*The problem*: Write out the material again word for word, dropping any images it holds.

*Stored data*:
━━━━━━
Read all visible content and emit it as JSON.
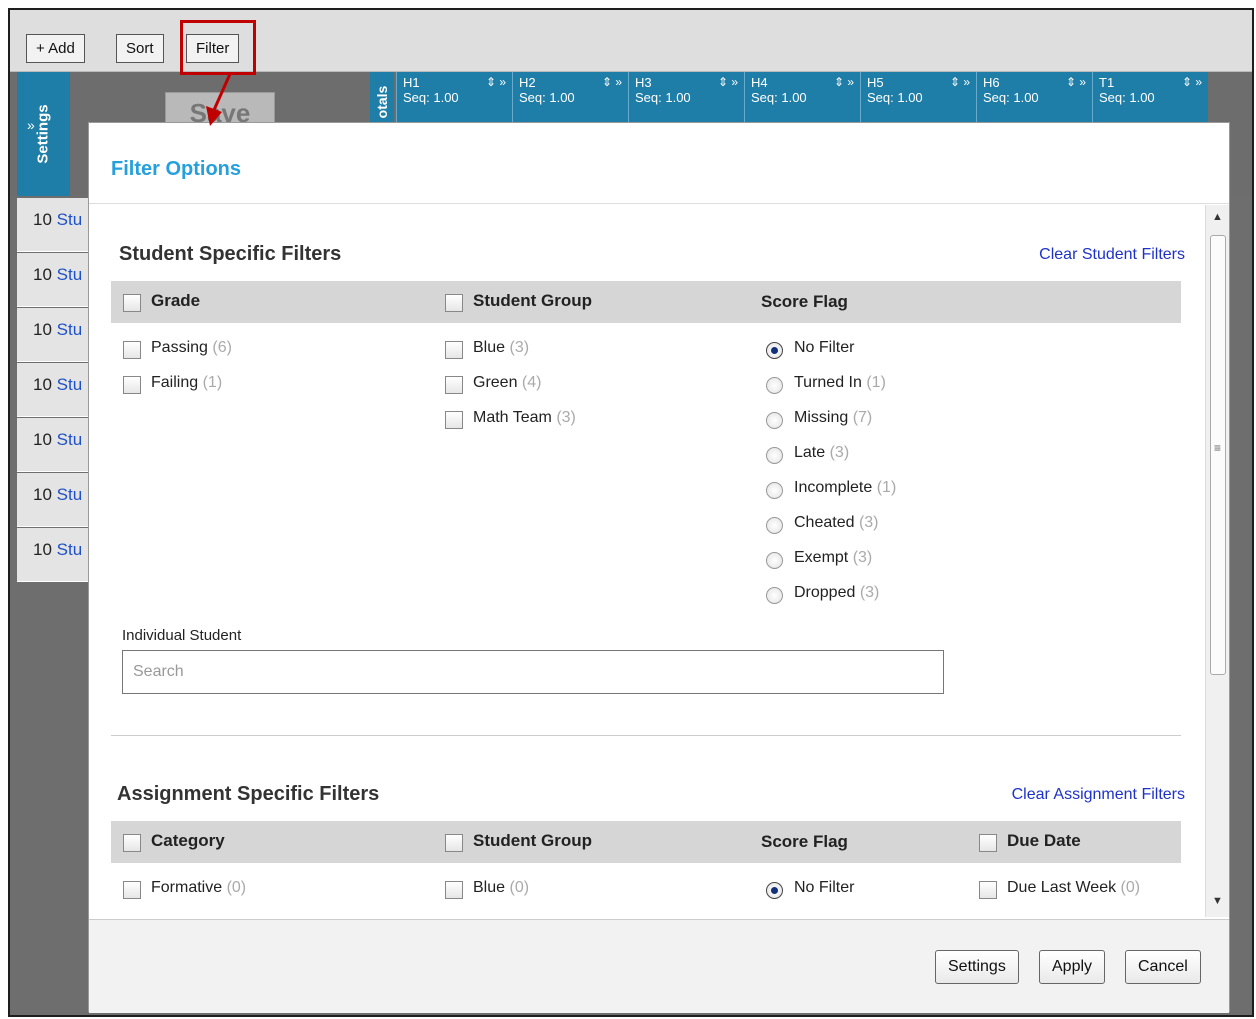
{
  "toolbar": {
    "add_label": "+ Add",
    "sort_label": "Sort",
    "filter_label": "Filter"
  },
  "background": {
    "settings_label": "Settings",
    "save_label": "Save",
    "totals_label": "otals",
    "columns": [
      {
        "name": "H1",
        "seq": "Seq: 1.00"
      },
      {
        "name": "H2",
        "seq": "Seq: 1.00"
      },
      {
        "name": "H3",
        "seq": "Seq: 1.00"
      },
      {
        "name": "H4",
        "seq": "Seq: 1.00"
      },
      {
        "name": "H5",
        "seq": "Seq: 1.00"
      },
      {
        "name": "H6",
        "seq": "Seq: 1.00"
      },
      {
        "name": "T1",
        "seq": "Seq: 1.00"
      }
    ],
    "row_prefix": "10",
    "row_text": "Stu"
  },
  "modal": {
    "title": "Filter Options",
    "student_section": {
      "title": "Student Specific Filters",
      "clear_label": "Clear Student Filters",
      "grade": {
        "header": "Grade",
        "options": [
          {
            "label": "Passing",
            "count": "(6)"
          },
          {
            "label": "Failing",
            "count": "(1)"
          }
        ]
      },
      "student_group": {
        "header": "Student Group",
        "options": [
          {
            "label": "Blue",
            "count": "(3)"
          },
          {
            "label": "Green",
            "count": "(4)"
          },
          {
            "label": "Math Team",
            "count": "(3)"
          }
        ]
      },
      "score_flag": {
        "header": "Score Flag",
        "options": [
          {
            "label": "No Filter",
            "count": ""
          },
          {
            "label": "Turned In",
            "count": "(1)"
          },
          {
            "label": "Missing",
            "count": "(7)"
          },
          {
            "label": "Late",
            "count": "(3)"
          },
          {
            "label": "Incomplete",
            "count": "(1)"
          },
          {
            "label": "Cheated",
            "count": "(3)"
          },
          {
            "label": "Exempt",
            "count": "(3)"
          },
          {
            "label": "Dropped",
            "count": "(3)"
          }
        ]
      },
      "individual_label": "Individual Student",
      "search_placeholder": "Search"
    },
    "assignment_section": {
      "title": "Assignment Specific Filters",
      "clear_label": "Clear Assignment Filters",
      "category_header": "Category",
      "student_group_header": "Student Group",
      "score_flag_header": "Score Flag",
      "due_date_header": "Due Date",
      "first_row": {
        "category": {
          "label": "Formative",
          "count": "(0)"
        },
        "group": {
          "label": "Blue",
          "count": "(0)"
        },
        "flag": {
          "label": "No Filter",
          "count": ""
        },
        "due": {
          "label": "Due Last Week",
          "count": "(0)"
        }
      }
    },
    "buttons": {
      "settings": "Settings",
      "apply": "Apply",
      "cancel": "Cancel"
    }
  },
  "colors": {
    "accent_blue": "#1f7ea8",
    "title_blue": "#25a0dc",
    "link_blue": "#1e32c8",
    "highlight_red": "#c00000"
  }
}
━━━━━━
*Full answer*:
Read all visible content and emit it as JSON.
{
  "toolbar": {
    "add_label": "+ Add",
    "sort_label": "Sort",
    "filter_label": "Filter"
  },
  "background": {
    "settings_label": "Settings",
    "save_label": "Save",
    "totals_label": "otals",
    "columns": [
      {
        "name": "H1",
        "seq": "Seq: 1.00"
      },
      {
        "name": "H2",
        "seq": "Seq: 1.00"
      },
      {
        "name": "H3",
        "seq": "Seq: 1.00"
      },
      {
        "name": "H4",
        "seq": "Seq: 1.00"
      },
      {
        "name": "H5",
        "seq": "Seq: 1.00"
      },
      {
        "name": "H6",
        "seq": "Seq: 1.00"
      },
      {
        "name": "T1",
        "seq": "Seq: 1.00"
      }
    ],
    "row_prefix": "10",
    "row_text": "Stu"
  },
  "modal": {
    "title": "Filter Options",
    "student_section": {
      "title": "Student Specific Filters",
      "clear_label": "Clear Student Filters",
      "grade": {
        "header": "Grade",
        "options": [
          {
            "label": "Passing",
            "count": "(6)"
          },
          {
            "label": "Failing",
            "count": "(1)"
          }
        ]
      },
      "student_group": {
        "header": "Student Group",
        "options": [
          {
            "label": "Blue",
            "count": "(3)"
          },
          {
            "label": "Green",
            "count": "(4)"
          },
          {
            "label": "Math Team",
            "count": "(3)"
          }
        ]
      },
      "score_flag": {
        "header": "Score Flag",
        "options": [
          {
            "label": "No Filter",
            "count": ""
          },
          {
            "label": "Turned In",
            "count": "(1)"
          },
          {
            "label": "Missing",
            "count": "(7)"
          },
          {
            "label": "Late",
            "count": "(3)"
          },
          {
            "label": "Incomplete",
            "count": "(1)"
          },
          {
            "label": "Cheated",
            "count": "(3)"
          },
          {
            "label": "Exempt",
            "count": "(3)"
          },
          {
            "label": "Dropped",
            "count": "(3)"
          }
        ]
      },
      "individual_label": "Individual Student",
      "search_placeholder": "Search"
    },
    "assignment_section": {
      "title": "Assignment Specific Filters",
      "clear_label": "Clear Assignment Filters",
      "category_header": "Category",
      "student_group_header": "Student Group",
      "score_flag_header": "Score Flag",
      "due_date_header": "Due Date",
      "first_row": {
        "category": {
          "label": "Formative",
          "count": "(0)"
        },
        "group": {
          "label": "Blue",
          "count": "(0)"
        },
        "flag": {
          "label": "No Filter",
          "count": ""
        },
        "due": {
          "label": "Due Last Week",
          "count": "(0)"
        }
      }
    },
    "buttons": {
      "settings": "Settings",
      "apply": "Apply",
      "cancel": "Cancel"
    }
  },
  "colors": {
    "accent_blue": "#1f7ea8",
    "title_blue": "#25a0dc",
    "link_blue": "#1e32c8",
    "highlight_red": "#c00000"
  }
}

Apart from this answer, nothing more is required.